▶ [REQUIREMENTS]:
a – Return the part of the caricature text starting with "The Nature of" and going on through "as he works.", copied word for word.
b – For each statement, say yes or no to whether the caricature text supports it, and quote the words that decide it. (i) Caricature reduces a subject to shape, size, and color. (ii) Color is called an old resource of the art form. (iii) The artist reveals the subject's secrets harshly.
c – In the caricature text, what do people want to see when a caricature draws a crowd?
--- BEGIN TEXT SECTION ---
The eye is the lamp of the body. So, if your eye is healthy, your whole body will be full of light; but if your eye is unhealthy, your whole body will be full of darkness. If then the light in you is darkness, how great is the darkness!— Mt 6:22-23 (NRSV)
The Magic Of Caricature …
Caricature is cool!
People love it — especially the spectators. They love commenting and critiquing.
“That doesn’t look like her!
“Sure it does. It looks just like her.”
“The nose is too big. The ears are too small. The forehead is too large.”
“It’s called exaggeration! Caricature is supposed to have some exaggeration!”
And so it goes. But when you draw a caricature, inevitably, you’re going to draw a crowd. People want to see “the magic”!
The Nature of Caricature …
As an art form, caricature reduces a subject to the base elements of shape, size, and color. Those are the artist’s tools. See the shape. Understand relationships between objects (hair, eyes, nose, mouth, etc.) and “adjust” (exaggerate) those relationships. And, of course, use color (a relatively new resource) to move the eyes of the audience around the canvas.
Through clever craft and empathetic exaggeration, the caricature artist gently reveals secrets heretofore unknown to the subject. He then puts those long hidden secrets in plain view for the whole world to see — or at least, the small group standing around as he works.
--- END TEXT SECTION ---
--- BEGIN AVAILABLE DATA ---
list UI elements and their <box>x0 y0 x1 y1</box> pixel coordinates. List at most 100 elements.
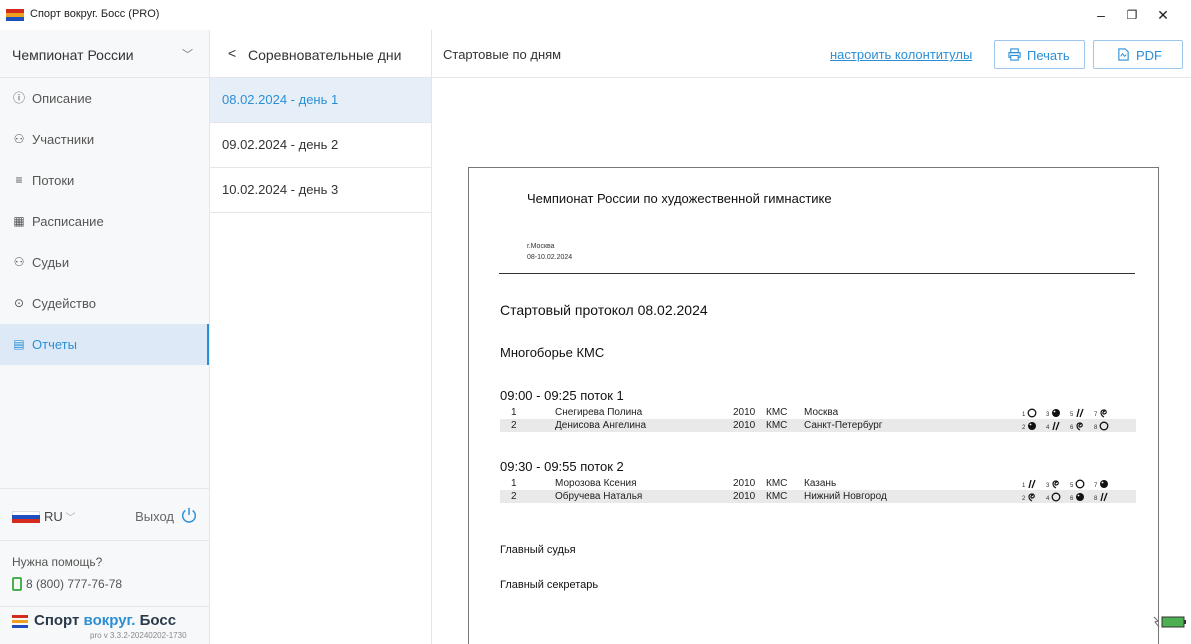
--- END AVAILABLE DATA ---
▶ [EXPECTED OUTPUTS]:
a –
The Nature of Caricature …
As an art form, caricature reduces a subject to the base elements of shape, size, and color. Those are the artist’s tools. See the shape. Understand relationships between objects (hair, eyes, nose, mouth, etc.) and “adjust” (exaggerate) those relationships. And, of course, use color (a relatively new resource) to move the eyes of the audience around the canvas.
Through clever craft and empathetic exaggeration, the caricature artist gently reveals secrets heretofore unknown to the subject. He then puts those long hidden secrets in plain view for the whole world to see — or at least, the small group standing around as he works.

b –
(i) Yes: "caricature reduces a subject to the base elements of shape, size, and color"
(ii) No: "(a relatively new resource)"
(iii) No: "the caricature artist gently reveals secrets heretofore unknown to the subject"

c – They want to see "the magic."